**Written request:** Extract every line between the one with "Enumerate this screenshot's" and the end of the entries, both included, word for word and free of pictures.

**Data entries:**
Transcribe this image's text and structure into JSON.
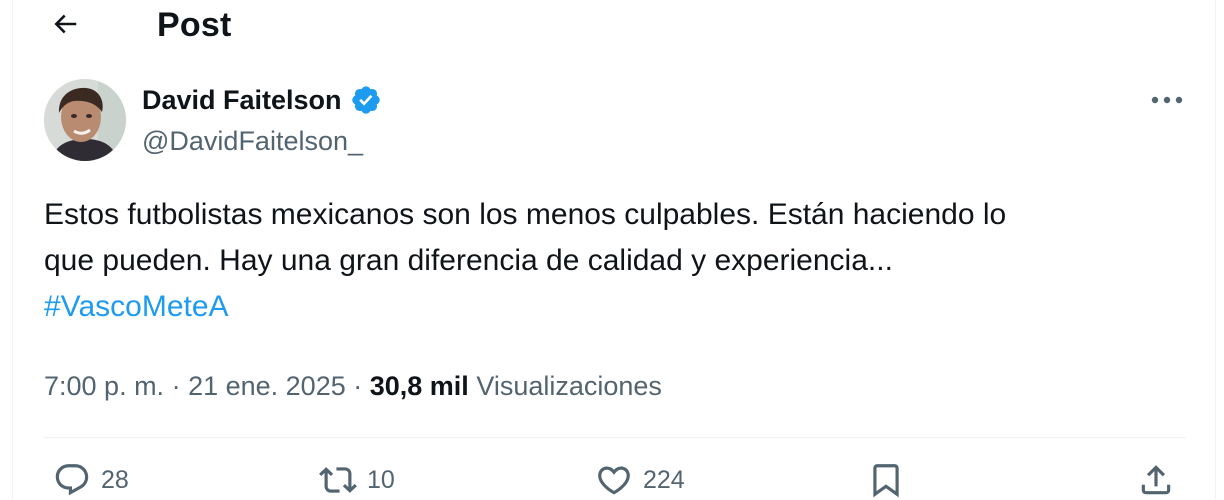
{
  "header": {
    "title": "Post"
  },
  "author": {
    "name": "David Faitelson",
    "handle": "@DavidFaitelson_",
    "verified": true
  },
  "tweet": {
    "line1": "Estos futbolistas mexicanos son los menos culpables. Están haciendo lo",
    "line2": "que pueden. Hay una gran diferencia de calidad y experiencia...",
    "hashtag": "#VascoMeteA"
  },
  "meta": {
    "time": "7:00 p. m.",
    "separator": " · ",
    "date": "21 ene. 2025",
    "views_count": "30,8 mil",
    "views_label": "Visualizaciones"
  },
  "actions": {
    "replies": "28",
    "reposts": "10",
    "likes": "224"
  },
  "icons": {
    "back": "back-arrow-icon",
    "verified": "verified-badge-icon",
    "more": "more-dots-icon",
    "reply": "reply-icon",
    "repost": "repost-icon",
    "like": "heart-icon",
    "bookmark": "bookmark-icon",
    "share": "share-icon"
  },
  "colors": {
    "accent": "#1d9bf0",
    "text_primary": "#0f1419",
    "text_secondary": "#536471",
    "divider": "#eff3f4"
  }
}
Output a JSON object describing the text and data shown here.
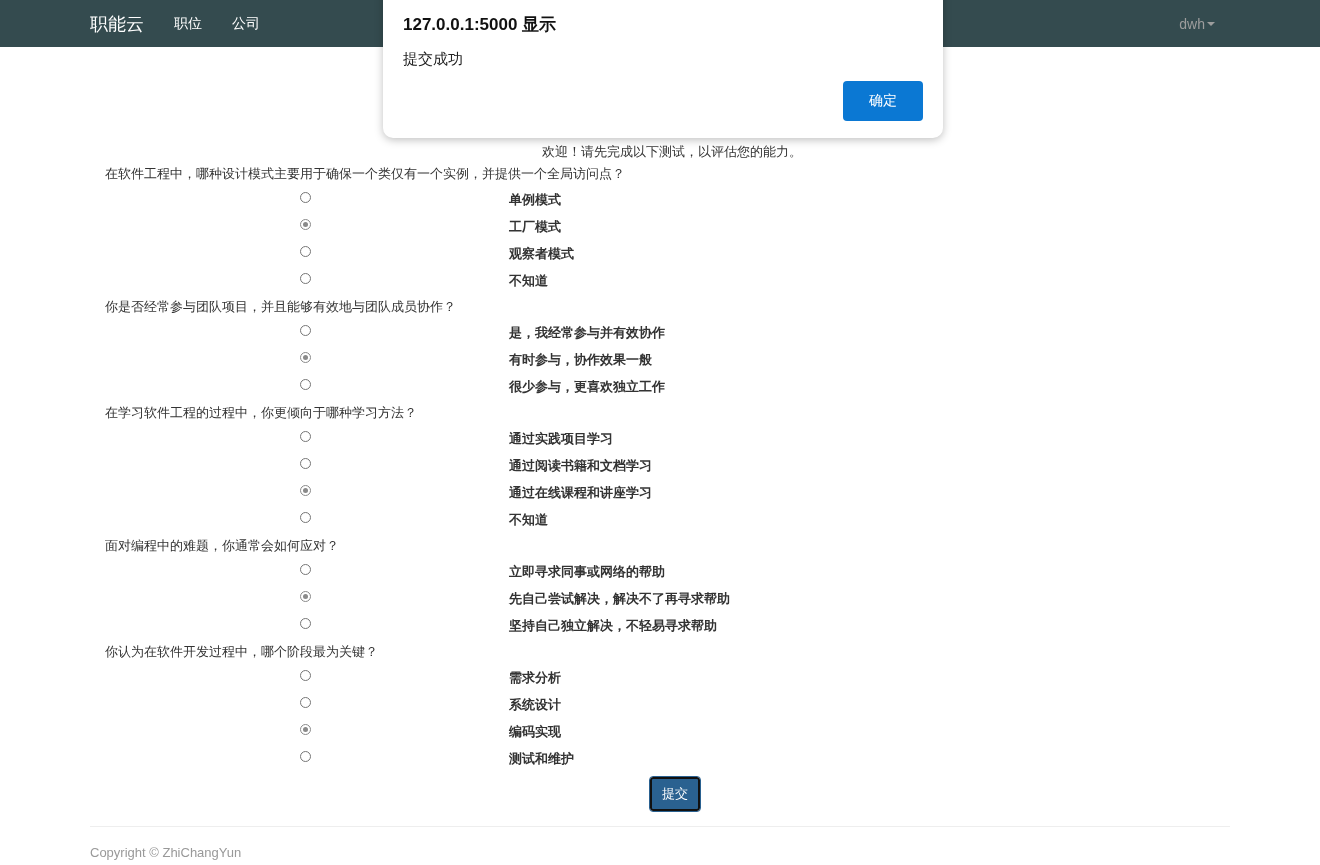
{
  "navbar": {
    "brand": "职能云",
    "links": [
      "职位",
      "公司"
    ],
    "user": "dwh"
  },
  "dialog": {
    "title": "127.0.0.1:5000 显示",
    "message": "提交成功",
    "button": "确定"
  },
  "intro": "欢迎！请先完成以下测试，以评估您的能力。",
  "questions": [
    {
      "text": "在软件工程中，哪种设计模式主要用于确保一个类仅有一个实例，并提供一个全局访问点？",
      "options": [
        {
          "label": "单例模式",
          "selected": false
        },
        {
          "label": "工厂模式",
          "selected": true
        },
        {
          "label": "观察者模式",
          "selected": false
        },
        {
          "label": "不知道",
          "selected": false
        }
      ]
    },
    {
      "text": "你是否经常参与团队项目，并且能够有效地与团队成员协作？",
      "options": [
        {
          "label": "是，我经常参与并有效协作",
          "selected": false
        },
        {
          "label": "有时参与，协作效果一般",
          "selected": true
        },
        {
          "label": "很少参与，更喜欢独立工作",
          "selected": false
        }
      ]
    },
    {
      "text": "在学习软件工程的过程中，你更倾向于哪种学习方法？",
      "options": [
        {
          "label": "通过实践项目学习",
          "selected": false
        },
        {
          "label": "通过阅读书籍和文档学习",
          "selected": false
        },
        {
          "label": "通过在线课程和讲座学习",
          "selected": true
        },
        {
          "label": "不知道",
          "selected": false
        }
      ]
    },
    {
      "text": "面对编程中的难题，你通常会如何应对？",
      "options": [
        {
          "label": "立即寻求同事或网络的帮助",
          "selected": false
        },
        {
          "label": "先自己尝试解决，解决不了再寻求帮助",
          "selected": true
        },
        {
          "label": "坚持自己独立解决，不轻易寻求帮助",
          "selected": false
        }
      ]
    },
    {
      "text": "你认为在软件开发过程中，哪个阶段最为关键？",
      "options": [
        {
          "label": "需求分析",
          "selected": false
        },
        {
          "label": "系统设计",
          "selected": false
        },
        {
          "label": "编码实现",
          "selected": true
        },
        {
          "label": "测试和维护",
          "selected": false
        }
      ]
    }
  ],
  "submit": "提交",
  "footer": "Copyright © ZhiChangYun"
}
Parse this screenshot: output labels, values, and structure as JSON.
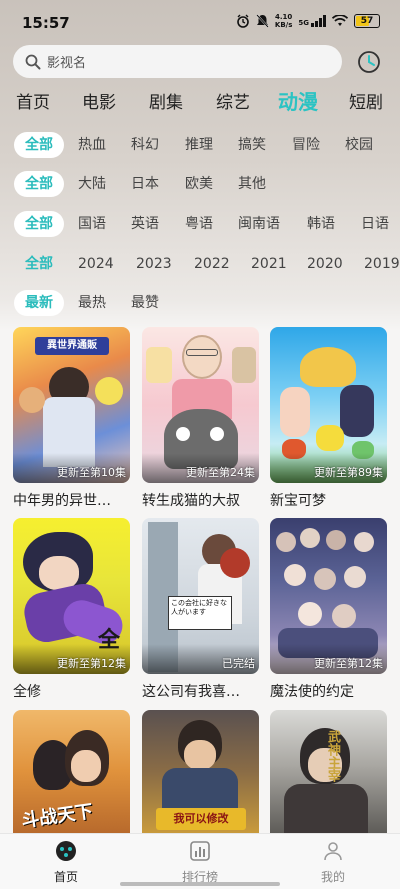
{
  "status_bar": {
    "time": "15:57",
    "net_speed": "4.10",
    "net_unit": "KB/s",
    "signal": "5G",
    "battery": "57"
  },
  "search": {
    "placeholder": "影视名"
  },
  "category_tabs": [
    "首页",
    "电影",
    "剧集",
    "综艺",
    "动漫",
    "短剧"
  ],
  "active_category": "动漫",
  "filters": {
    "genre": [
      "全部",
      "热血",
      "科幻",
      "推理",
      "搞笑",
      "冒险",
      "校园"
    ],
    "region": [
      "全部",
      "大陆",
      "日本",
      "欧美",
      "其他"
    ],
    "language": [
      "全部",
      "国语",
      "英语",
      "粤语",
      "闽南语",
      "韩语",
      "日语"
    ],
    "year": [
      "全部",
      "2024",
      "2023",
      "2022",
      "2021",
      "2020",
      "2019"
    ],
    "sort": [
      "最新",
      "最热",
      "最赞"
    ]
  },
  "items": [
    {
      "title": "中年男的异世…",
      "badge": "更新至第10集",
      "poster_text": "異世界通販"
    },
    {
      "title": "转生成猫的大叔",
      "badge": "更新至第24集",
      "poster_text": ""
    },
    {
      "title": "新宝可梦",
      "badge": "更新至第89集",
      "poster_text": ""
    },
    {
      "title": "全修",
      "badge": "更新至第12集",
      "poster_text": "全"
    },
    {
      "title": "这公司有我喜…",
      "badge": "已完结",
      "poster_text": "この会社に好きな人がいます"
    },
    {
      "title": "魔法使的约定",
      "badge": "更新至第12集",
      "poster_text": ""
    },
    {
      "title": "",
      "badge": "",
      "poster_text": "斗战天下"
    },
    {
      "title": "",
      "badge": "",
      "poster_text": "我可以修改"
    },
    {
      "title": "",
      "badge": "",
      "poster_text": "武神主宰"
    }
  ],
  "bottom_nav": [
    "首页",
    "排行榜",
    "我的"
  ],
  "colors": {
    "accent": "#2bc3c3",
    "background": "#f6f5f4"
  }
}
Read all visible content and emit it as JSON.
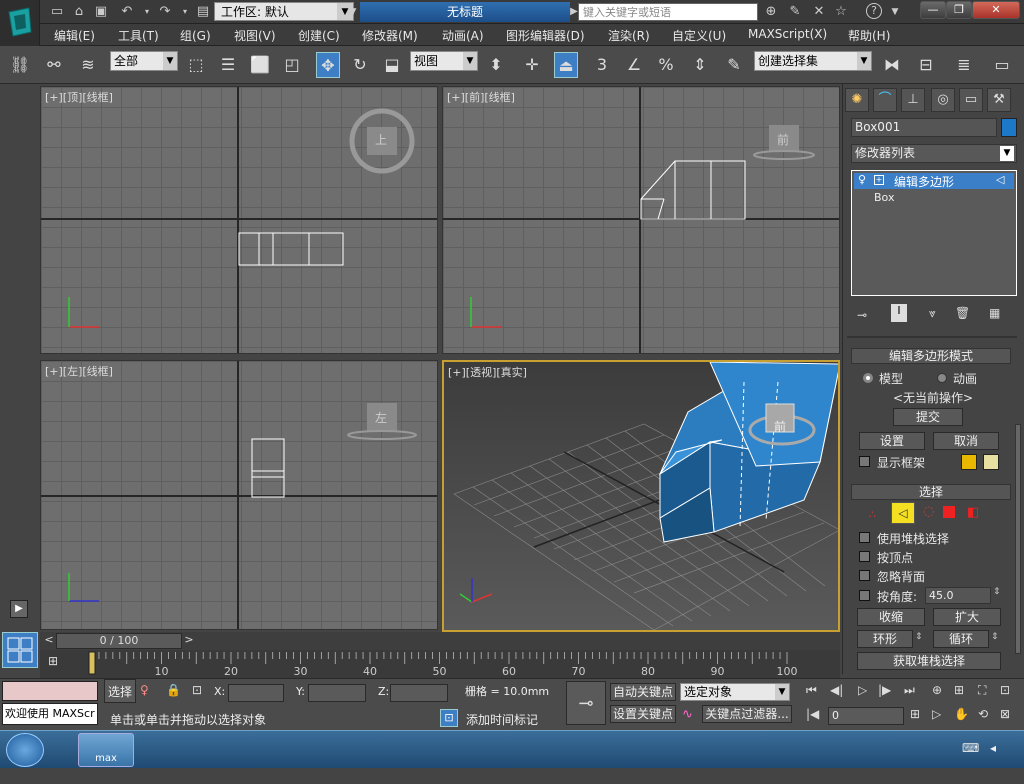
{
  "title_bar": {
    "workspace_label": "工作区: 默认",
    "doc_title": "无标题",
    "search_placeholder": "键入关键字或短语"
  },
  "menu": [
    "编辑(E)",
    "工具(T)",
    "组(G)",
    "视图(V)",
    "创建(C)",
    "修改器(M)",
    "动画(A)",
    "图形编辑器(D)",
    "渲染(R)",
    "自定义(U)",
    "MAXScript(X)",
    "帮助(H)"
  ],
  "toolbar": {
    "selection_filter": "全部",
    "ref_coord": "视图",
    "named_selection": "创建选择集",
    "snap_labels": [
      "3",
      "%"
    ]
  },
  "viewports": {
    "top": {
      "label": "[+][顶][线框]",
      "cube": "上"
    },
    "front": {
      "label": "[+][前][线框]",
      "cube": "前"
    },
    "left": {
      "label": "[+][左][线框]",
      "cube": "左"
    },
    "persp": {
      "label": "[+][透视][真实]",
      "cube": "前"
    }
  },
  "command_panel": {
    "object_name": "Box001",
    "object_color": "#1e78c8",
    "modifier_list": "修改器列表",
    "stack": [
      "编辑多边形",
      "Box"
    ],
    "rollout_mode": {
      "title": "编辑多边形模式",
      "radio_model": "模型",
      "radio_anim": "动画",
      "current_op": "<无当前操作>",
      "commit": "提交",
      "settings": "设置",
      "cancel": "取消",
      "show_cage": "显示框架",
      "cage_colors": [
        "#e8b800",
        "#e8e0a0"
      ]
    },
    "rollout_select": {
      "title": "选择",
      "use_stack": "使用堆栈选择",
      "by_vertex": "按顶点",
      "ignore_back": "忽略背面",
      "by_angle": "按角度:",
      "angle_value": "45.0",
      "shrink": "收缩",
      "grow": "扩大",
      "ring": "环形",
      "loop": "循环",
      "get_stack": "获取堆栈选择"
    }
  },
  "timeline": {
    "frame_display": "0 / 100",
    "ticks": [
      "10",
      "20",
      "30",
      "40",
      "50",
      "60",
      "70",
      "80",
      "90",
      "100"
    ]
  },
  "status": {
    "maxscript_listener": "欢迎使用 MAXScr",
    "selection_label": "选择",
    "x_label": "X:",
    "y_label": "Y:",
    "z_label": "Z:",
    "grid": "栅格 = 10.0mm",
    "prompt": "单击或单击并拖动以选择对象",
    "add_time_tag": "添加时间标记",
    "auto_key": "自动关键点",
    "set_key": "设置关键点",
    "key_target": "选定对象",
    "key_filters": "关键点过滤器...",
    "current_frame": "0"
  },
  "taskbar": {
    "app": "max"
  }
}
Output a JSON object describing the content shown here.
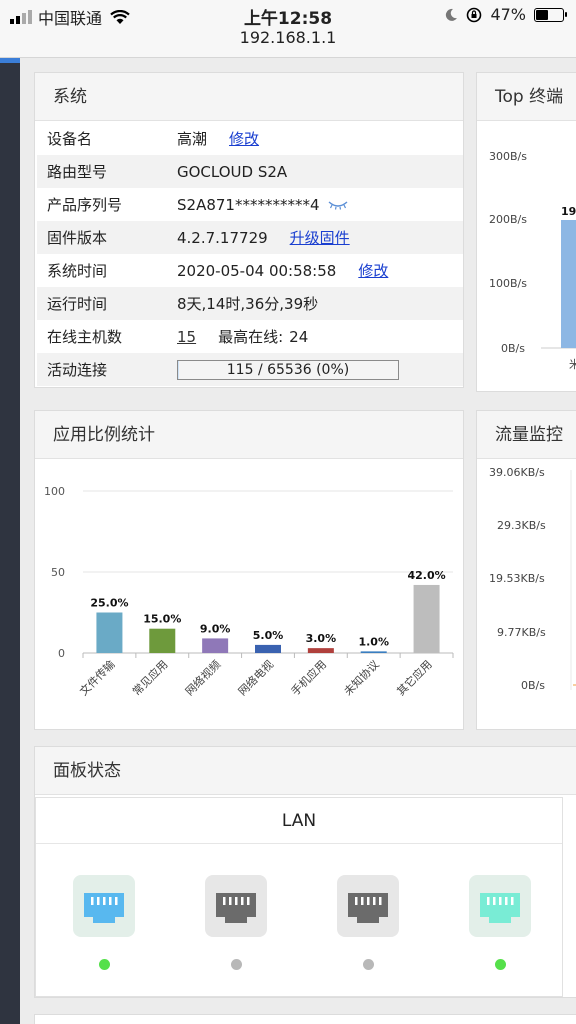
{
  "status_bar": {
    "carrier": "中国联通",
    "time": "上午12:58",
    "url": "192.168.1.1",
    "battery": "47%",
    "battery_level": 0.47
  },
  "system": {
    "title": "系统",
    "rows": {
      "device_name": {
        "label": "设备名",
        "value": "高潮",
        "link": "修改"
      },
      "model": {
        "label": "路由型号",
        "value": "GOCLOUD S2A"
      },
      "serial": {
        "label": "产品序列号",
        "value": "S2A871**********4"
      },
      "firmware": {
        "label": "固件版本",
        "value": "4.2.7.17729",
        "link": "升级固件"
      },
      "sys_time": {
        "label": "系统时间",
        "value": "2020-05-04 00:58:58",
        "link": "修改"
      },
      "uptime": {
        "label": "运行时间",
        "value": "8天,14时,36分,39秒"
      },
      "hosts": {
        "label": "在线主机数",
        "value": "15",
        "max_label": "最高在线:",
        "max_value": "24"
      },
      "connections": {
        "label": "活动连接",
        "value": "115 / 65536 (0%)",
        "used": 115,
        "total": 65536
      }
    }
  },
  "top_terminals": {
    "title": "Top 终端",
    "y_ticks": [
      "300B/s",
      "200B/s",
      "100B/s",
      "0B/s"
    ],
    "bar_label": "19",
    "x_label": "米"
  },
  "app_stats": {
    "title": "应用比例统计"
  },
  "chart_data": {
    "type": "bar",
    "categories": [
      "文件传输",
      "常见应用",
      "网络视频",
      "网络电视",
      "手机应用",
      "未知协议",
      "其它应用"
    ],
    "values": [
      25.0,
      15.0,
      9.0,
      5.0,
      3.0,
      1.0,
      42.0
    ],
    "labels": [
      "25.0%",
      "15.0%",
      "9.0%",
      "5.0%",
      "3.0%",
      "1.0%",
      "42.0%"
    ],
    "colors": [
      "#6aaac6",
      "#6e9a3c",
      "#8f78b8",
      "#3a62b0",
      "#b0403c",
      "#3a7ec0",
      "#bdbdbd"
    ],
    "y_ticks": [
      0,
      50,
      100
    ],
    "ylim": [
      0,
      100
    ],
    "grid": true
  },
  "traffic": {
    "title": "流量监控",
    "y_ticks": [
      "39.06KB/s",
      "29.3KB/s",
      "19.53KB/s",
      "9.77KB/s",
      "0B/s"
    ]
  },
  "panel_status": {
    "title": "面板状态",
    "lan_title": "LAN",
    "ports": [
      {
        "color": "#58b8ef",
        "status": "active"
      },
      {
        "color": "#6b6b6b",
        "status": "inactive"
      },
      {
        "color": "#6b6b6b",
        "status": "inactive"
      },
      {
        "color": "#79ecd5",
        "status": "active"
      }
    ],
    "status_colors": {
      "active": "#55e04a",
      "inactive": "#b8b8b8"
    }
  }
}
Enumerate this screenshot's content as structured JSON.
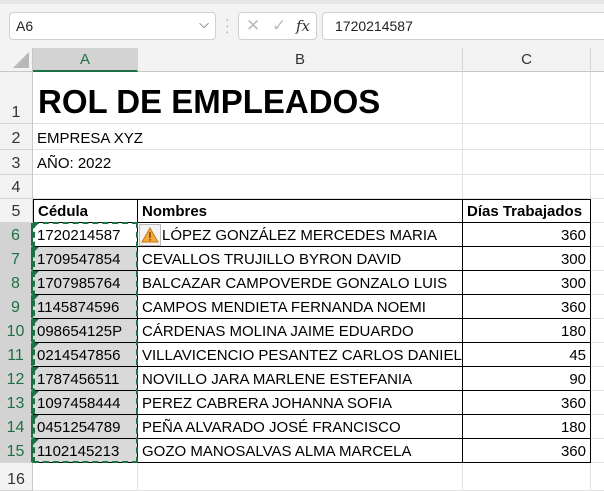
{
  "formula_bar": {
    "name_box": "A6",
    "value": "1720214587",
    "fx_label": "fx",
    "cancel": "✕",
    "enter": "✓"
  },
  "columns": [
    "A",
    "B",
    "C"
  ],
  "rows": [
    "1",
    "2",
    "3",
    "4",
    "5",
    "6",
    "7",
    "8",
    "9",
    "10",
    "11",
    "12",
    "13",
    "14",
    "15",
    "16"
  ],
  "sheet": {
    "title": "ROL DE EMPLEADOS",
    "company": "EMPRESA XYZ",
    "year": "AÑO: 2022",
    "headers": {
      "cedula": "Cédula",
      "nombres": "Nombres",
      "dias": "Días Trabajados"
    },
    "employees": [
      {
        "cedula": "1720214587",
        "nombre": "LÓPEZ GONZÁLEZ MERCEDES MARIA",
        "dias": "360"
      },
      {
        "cedula": "1709547854",
        "nombre": "CEVALLOS TRUJILLO BYRON DAVID",
        "dias": "300"
      },
      {
        "cedula": "1707985764",
        "nombre": "BALCAZAR CAMPOVERDE GONZALO LUIS",
        "dias": "300"
      },
      {
        "cedula": "1145874596",
        "nombre": "CAMPOS MENDIETA FERNANDA NOEMI",
        "dias": "360"
      },
      {
        "cedula": "098654125P",
        "nombre": "CÁRDENAS MOLINA JAIME EDUARDO",
        "dias": "180"
      },
      {
        "cedula": "0214547856",
        "nombre": "VILLAVICENCIO PESANTEZ CARLOS DANIEL",
        "dias": "45"
      },
      {
        "cedula": "1787456511",
        "nombre": "NOVILLO JARA MARLENE ESTEFANIA",
        "dias": "90"
      },
      {
        "cedula": "1097458444",
        "nombre": "PEREZ CABRERA JOHANNA SOFIA",
        "dias": "360"
      },
      {
        "cedula": "0451254789",
        "nombre": "PEÑA ALVARADO JOSÉ FRANCISCO",
        "dias": "180"
      },
      {
        "cedula": "1102145213",
        "nombre": "GOZO MANOSALVAS ALMA MARCELA",
        "dias": "360"
      }
    ]
  },
  "colors": {
    "accent": "#1e7145",
    "warning": "#f4a93a"
  }
}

**Exercise solution:**
Enumerate this screenshot's content as structured JSON.
{
  "formula_bar": {
    "name_box": "A6",
    "value": "1720214587",
    "fx_label": "fx",
    "cancel": "✕",
    "enter": "✓"
  },
  "columns": [
    "A",
    "B",
    "C"
  ],
  "rows": [
    "1",
    "2",
    "3",
    "4",
    "5",
    "6",
    "7",
    "8",
    "9",
    "10",
    "11",
    "12",
    "13",
    "14",
    "15",
    "16"
  ],
  "sheet": {
    "title": "ROL DE EMPLEADOS",
    "company": "EMPRESA XYZ",
    "year": "AÑO: 2022",
    "headers": {
      "cedula": "Cédula",
      "nombres": "Nombres",
      "dias": "Días Trabajados"
    },
    "employees": [
      {
        "cedula": "1720214587",
        "nombre": "LÓPEZ GONZÁLEZ MERCEDES MARIA",
        "dias": "360"
      },
      {
        "cedula": "1709547854",
        "nombre": "CEVALLOS TRUJILLO BYRON DAVID",
        "dias": "300"
      },
      {
        "cedula": "1707985764",
        "nombre": "BALCAZAR CAMPOVERDE GONZALO LUIS",
        "dias": "300"
      },
      {
        "cedula": "1145874596",
        "nombre": "CAMPOS MENDIETA FERNANDA NOEMI",
        "dias": "360"
      },
      {
        "cedula": "098654125P",
        "nombre": "CÁRDENAS MOLINA JAIME EDUARDO",
        "dias": "180"
      },
      {
        "cedula": "0214547856",
        "nombre": "VILLAVICENCIO PESANTEZ CARLOS DANIEL",
        "dias": "45"
      },
      {
        "cedula": "1787456511",
        "nombre": "NOVILLO JARA MARLENE ESTEFANIA",
        "dias": "90"
      },
      {
        "cedula": "1097458444",
        "nombre": "PEREZ CABRERA JOHANNA SOFIA",
        "dias": "360"
      },
      {
        "cedula": "0451254789",
        "nombre": "PEÑA ALVARADO JOSÉ FRANCISCO",
        "dias": "180"
      },
      {
        "cedula": "1102145213",
        "nombre": "GOZO MANOSALVAS ALMA MARCELA",
        "dias": "360"
      }
    ]
  },
  "colors": {
    "accent": "#1e7145",
    "warning": "#f4a93a"
  }
}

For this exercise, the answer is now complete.